REQUIREMENTS: Provide the data again in its entirety, exactly as given.

── SUPPLIED DATA ──

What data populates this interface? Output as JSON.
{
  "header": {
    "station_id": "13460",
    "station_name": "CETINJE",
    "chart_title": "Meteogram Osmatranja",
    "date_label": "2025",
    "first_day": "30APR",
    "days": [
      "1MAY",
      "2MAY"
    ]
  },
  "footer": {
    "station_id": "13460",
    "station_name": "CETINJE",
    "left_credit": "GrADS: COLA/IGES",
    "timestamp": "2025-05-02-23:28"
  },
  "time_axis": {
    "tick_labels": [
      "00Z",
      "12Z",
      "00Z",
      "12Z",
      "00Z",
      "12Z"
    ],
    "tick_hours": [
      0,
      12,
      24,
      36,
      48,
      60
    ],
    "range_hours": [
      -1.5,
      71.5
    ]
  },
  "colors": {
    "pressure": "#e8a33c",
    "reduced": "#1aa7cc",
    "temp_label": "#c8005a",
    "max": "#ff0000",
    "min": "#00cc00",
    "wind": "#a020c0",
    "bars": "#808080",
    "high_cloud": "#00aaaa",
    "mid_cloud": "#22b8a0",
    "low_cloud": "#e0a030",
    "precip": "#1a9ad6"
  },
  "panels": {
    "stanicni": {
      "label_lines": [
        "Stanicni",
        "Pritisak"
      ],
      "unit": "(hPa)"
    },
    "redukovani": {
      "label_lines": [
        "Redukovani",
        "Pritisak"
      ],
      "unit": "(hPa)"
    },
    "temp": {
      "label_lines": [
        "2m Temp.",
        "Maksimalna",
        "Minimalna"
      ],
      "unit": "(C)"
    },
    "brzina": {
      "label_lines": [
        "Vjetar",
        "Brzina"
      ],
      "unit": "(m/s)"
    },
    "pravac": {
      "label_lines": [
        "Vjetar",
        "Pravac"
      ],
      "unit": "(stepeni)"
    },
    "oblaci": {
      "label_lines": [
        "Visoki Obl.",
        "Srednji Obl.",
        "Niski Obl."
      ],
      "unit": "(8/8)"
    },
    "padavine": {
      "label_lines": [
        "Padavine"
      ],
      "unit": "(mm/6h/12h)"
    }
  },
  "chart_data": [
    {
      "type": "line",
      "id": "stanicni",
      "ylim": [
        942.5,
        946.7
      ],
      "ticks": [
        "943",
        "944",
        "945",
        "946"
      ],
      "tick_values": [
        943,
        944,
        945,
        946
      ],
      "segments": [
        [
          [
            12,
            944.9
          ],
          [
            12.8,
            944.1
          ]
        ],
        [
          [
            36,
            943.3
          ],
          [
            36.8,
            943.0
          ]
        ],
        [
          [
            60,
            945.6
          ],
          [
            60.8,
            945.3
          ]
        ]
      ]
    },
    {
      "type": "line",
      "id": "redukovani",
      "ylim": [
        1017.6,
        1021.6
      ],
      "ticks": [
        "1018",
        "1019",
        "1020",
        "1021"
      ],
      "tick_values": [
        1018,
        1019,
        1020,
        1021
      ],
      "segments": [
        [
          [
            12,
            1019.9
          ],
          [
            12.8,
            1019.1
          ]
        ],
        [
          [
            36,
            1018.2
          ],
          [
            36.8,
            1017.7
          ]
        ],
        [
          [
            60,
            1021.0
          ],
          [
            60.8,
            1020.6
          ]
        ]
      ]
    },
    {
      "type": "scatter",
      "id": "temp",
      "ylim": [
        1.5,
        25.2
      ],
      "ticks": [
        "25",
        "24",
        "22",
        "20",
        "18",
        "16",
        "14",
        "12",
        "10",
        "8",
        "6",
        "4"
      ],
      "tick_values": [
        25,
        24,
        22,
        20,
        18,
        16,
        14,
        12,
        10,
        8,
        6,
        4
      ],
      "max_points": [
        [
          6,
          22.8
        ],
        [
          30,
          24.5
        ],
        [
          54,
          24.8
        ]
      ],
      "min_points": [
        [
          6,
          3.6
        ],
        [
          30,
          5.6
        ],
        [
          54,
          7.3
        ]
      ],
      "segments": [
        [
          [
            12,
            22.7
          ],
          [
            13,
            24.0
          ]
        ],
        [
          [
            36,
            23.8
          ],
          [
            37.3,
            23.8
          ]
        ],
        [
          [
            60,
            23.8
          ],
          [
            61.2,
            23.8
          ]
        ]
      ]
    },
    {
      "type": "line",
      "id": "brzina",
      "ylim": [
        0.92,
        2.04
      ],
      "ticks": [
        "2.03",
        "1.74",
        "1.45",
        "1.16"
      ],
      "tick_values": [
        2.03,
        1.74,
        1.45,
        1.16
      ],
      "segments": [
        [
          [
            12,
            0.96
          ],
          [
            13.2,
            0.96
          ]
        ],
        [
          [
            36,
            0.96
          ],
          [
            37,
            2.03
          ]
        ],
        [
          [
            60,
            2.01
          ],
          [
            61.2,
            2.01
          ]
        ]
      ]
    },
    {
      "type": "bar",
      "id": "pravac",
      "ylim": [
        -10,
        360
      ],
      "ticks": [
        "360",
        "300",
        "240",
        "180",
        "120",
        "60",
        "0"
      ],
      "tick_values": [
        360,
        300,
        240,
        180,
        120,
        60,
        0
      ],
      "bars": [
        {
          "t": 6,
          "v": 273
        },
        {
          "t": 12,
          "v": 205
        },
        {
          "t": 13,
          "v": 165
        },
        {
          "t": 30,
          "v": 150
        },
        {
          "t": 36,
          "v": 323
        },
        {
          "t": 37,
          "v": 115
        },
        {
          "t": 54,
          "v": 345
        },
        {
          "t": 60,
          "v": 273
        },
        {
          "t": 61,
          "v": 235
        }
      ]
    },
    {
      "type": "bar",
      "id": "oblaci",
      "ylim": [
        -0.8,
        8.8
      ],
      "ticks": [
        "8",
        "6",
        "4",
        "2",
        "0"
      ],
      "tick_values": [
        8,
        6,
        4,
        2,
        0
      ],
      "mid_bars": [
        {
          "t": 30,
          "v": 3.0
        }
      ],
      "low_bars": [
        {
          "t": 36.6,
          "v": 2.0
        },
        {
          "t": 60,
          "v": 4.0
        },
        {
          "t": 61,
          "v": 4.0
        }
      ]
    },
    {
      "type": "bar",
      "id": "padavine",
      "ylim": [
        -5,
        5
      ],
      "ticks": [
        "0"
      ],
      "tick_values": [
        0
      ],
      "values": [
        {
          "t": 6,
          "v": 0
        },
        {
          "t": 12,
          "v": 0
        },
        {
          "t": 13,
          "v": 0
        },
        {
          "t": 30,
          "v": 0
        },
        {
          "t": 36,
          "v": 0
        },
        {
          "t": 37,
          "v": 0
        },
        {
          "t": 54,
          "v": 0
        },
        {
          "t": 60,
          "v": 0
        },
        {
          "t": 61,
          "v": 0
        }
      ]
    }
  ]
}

───

WRITTEN ANSWER:
What data populates this interface? Output as JSON.
{
  "header": {
    "station_id": "13460",
    "station_name": "CETINJE",
    "chart_title": "Meteogram Osmatranja",
    "date_label": "2025",
    "first_day": "30APR",
    "days": [
      "1MAY",
      "2MAY"
    ]
  },
  "footer": {
    "station_id": "13460",
    "station_name": "CETINJE",
    "left_credit": "GrADS: COLA/IGES",
    "timestamp": "2025-05-02-23:28"
  },
  "time_axis": {
    "tick_labels": [
      "00Z",
      "12Z",
      "00Z",
      "12Z",
      "00Z",
      "12Z"
    ],
    "tick_hours": [
      0,
      12,
      24,
      36,
      48,
      60
    ],
    "range_hours": [
      -1.5,
      71.5
    ]
  },
  "colors": {
    "pressure": "#e8a33c",
    "reduced": "#1aa7cc",
    "temp_label": "#c8005a",
    "max": "#ff0000",
    "min": "#00cc00",
    "wind": "#a020c0",
    "bars": "#808080",
    "high_cloud": "#00aaaa",
    "mid_cloud": "#22b8a0",
    "low_cloud": "#e0a030",
    "precip": "#1a9ad6"
  },
  "panels": {
    "stanicni": {
      "label_lines": [
        "Stanicni",
        "Pritisak"
      ],
      "unit": "(hPa)"
    },
    "redukovani": {
      "label_lines": [
        "Redukovani",
        "Pritisak"
      ],
      "unit": "(hPa)"
    },
    "temp": {
      "label_lines": [
        "2m Temp.",
        "Maksimalna",
        "Minimalna"
      ],
      "unit": "(C)"
    },
    "brzina": {
      "label_lines": [
        "Vjetar",
        "Brzina"
      ],
      "unit": "(m/s)"
    },
    "pravac": {
      "label_lines": [
        "Vjetar",
        "Pravac"
      ],
      "unit": "(stepeni)"
    },
    "oblaci": {
      "label_lines": [
        "Visoki Obl.",
        "Srednji Obl.",
        "Niski Obl."
      ],
      "unit": "(8/8)"
    },
    "padavine": {
      "label_lines": [
        "Padavine"
      ],
      "unit": "(mm/6h/12h)"
    }
  },
  "chart_data": [
    {
      "type": "line",
      "id": "stanicni",
      "ylim": [
        942.5,
        946.7
      ],
      "ticks": [
        "943",
        "944",
        "945",
        "946"
      ],
      "tick_values": [
        943,
        944,
        945,
        946
      ],
      "segments": [
        [
          [
            12,
            944.9
          ],
          [
            12.8,
            944.1
          ]
        ],
        [
          [
            36,
            943.3
          ],
          [
            36.8,
            943.0
          ]
        ],
        [
          [
            60,
            945.6
          ],
          [
            60.8,
            945.3
          ]
        ]
      ]
    },
    {
      "type": "line",
      "id": "redukovani",
      "ylim": [
        1017.6,
        1021.6
      ],
      "ticks": [
        "1018",
        "1019",
        "1020",
        "1021"
      ],
      "tick_values": [
        1018,
        1019,
        1020,
        1021
      ],
      "segments": [
        [
          [
            12,
            1019.9
          ],
          [
            12.8,
            1019.1
          ]
        ],
        [
          [
            36,
            1018.2
          ],
          [
            36.8,
            1017.7
          ]
        ],
        [
          [
            60,
            1021.0
          ],
          [
            60.8,
            1020.6
          ]
        ]
      ]
    },
    {
      "type": "scatter",
      "id": "temp",
      "ylim": [
        1.5,
        25.2
      ],
      "ticks": [
        "25",
        "24",
        "22",
        "20",
        "18",
        "16",
        "14",
        "12",
        "10",
        "8",
        "6",
        "4"
      ],
      "tick_values": [
        25,
        24,
        22,
        20,
        18,
        16,
        14,
        12,
        10,
        8,
        6,
        4
      ],
      "max_points": [
        [
          6,
          22.8
        ],
        [
          30,
          24.5
        ],
        [
          54,
          24.8
        ]
      ],
      "min_points": [
        [
          6,
          3.6
        ],
        [
          30,
          5.6
        ],
        [
          54,
          7.3
        ]
      ],
      "segments": [
        [
          [
            12,
            22.7
          ],
          [
            13,
            24.0
          ]
        ],
        [
          [
            36,
            23.8
          ],
          [
            37.3,
            23.8
          ]
        ],
        [
          [
            60,
            23.8
          ],
          [
            61.2,
            23.8
          ]
        ]
      ]
    },
    {
      "type": "line",
      "id": "brzina",
      "ylim": [
        0.92,
        2.04
      ],
      "ticks": [
        "2.03",
        "1.74",
        "1.45",
        "1.16"
      ],
      "tick_values": [
        2.03,
        1.74,
        1.45,
        1.16
      ],
      "segments": [
        [
          [
            12,
            0.96
          ],
          [
            13.2,
            0.96
          ]
        ],
        [
          [
            36,
            0.96
          ],
          [
            37,
            2.03
          ]
        ],
        [
          [
            60,
            2.01
          ],
          [
            61.2,
            2.01
          ]
        ]
      ]
    },
    {
      "type": "bar",
      "id": "pravac",
      "ylim": [
        -10,
        360
      ],
      "ticks": [
        "360",
        "300",
        "240",
        "180",
        "120",
        "60",
        "0"
      ],
      "tick_values": [
        360,
        300,
        240,
        180,
        120,
        60,
        0
      ],
      "bars": [
        {
          "t": 6,
          "v": 273
        },
        {
          "t": 12,
          "v": 205
        },
        {
          "t": 13,
          "v": 165
        },
        {
          "t": 30,
          "v": 150
        },
        {
          "t": 36,
          "v": 323
        },
        {
          "t": 37,
          "v": 115
        },
        {
          "t": 54,
          "v": 345
        },
        {
          "t": 60,
          "v": 273
        },
        {
          "t": 61,
          "v": 235
        }
      ]
    },
    {
      "type": "bar",
      "id": "oblaci",
      "ylim": [
        -0.8,
        8.8
      ],
      "ticks": [
        "8",
        "6",
        "4",
        "2",
        "0"
      ],
      "tick_values": [
        8,
        6,
        4,
        2,
        0
      ],
      "mid_bars": [
        {
          "t": 30,
          "v": 3.0
        }
      ],
      "low_bars": [
        {
          "t": 36.6,
          "v": 2.0
        },
        {
          "t": 60,
          "v": 4.0
        },
        {
          "t": 61,
          "v": 4.0
        }
      ]
    },
    {
      "type": "bar",
      "id": "padavine",
      "ylim": [
        -5,
        5
      ],
      "ticks": [
        "0"
      ],
      "tick_values": [
        0
      ],
      "values": [
        {
          "t": 6,
          "v": 0
        },
        {
          "t": 12,
          "v": 0
        },
        {
          "t": 13,
          "v": 0
        },
        {
          "t": 30,
          "v": 0
        },
        {
          "t": 36,
          "v": 0
        },
        {
          "t": 37,
          "v": 0
        },
        {
          "t": 54,
          "v": 0
        },
        {
          "t": 60,
          "v": 0
        },
        {
          "t": 61,
          "v": 0
        }
      ]
    }
  ]
}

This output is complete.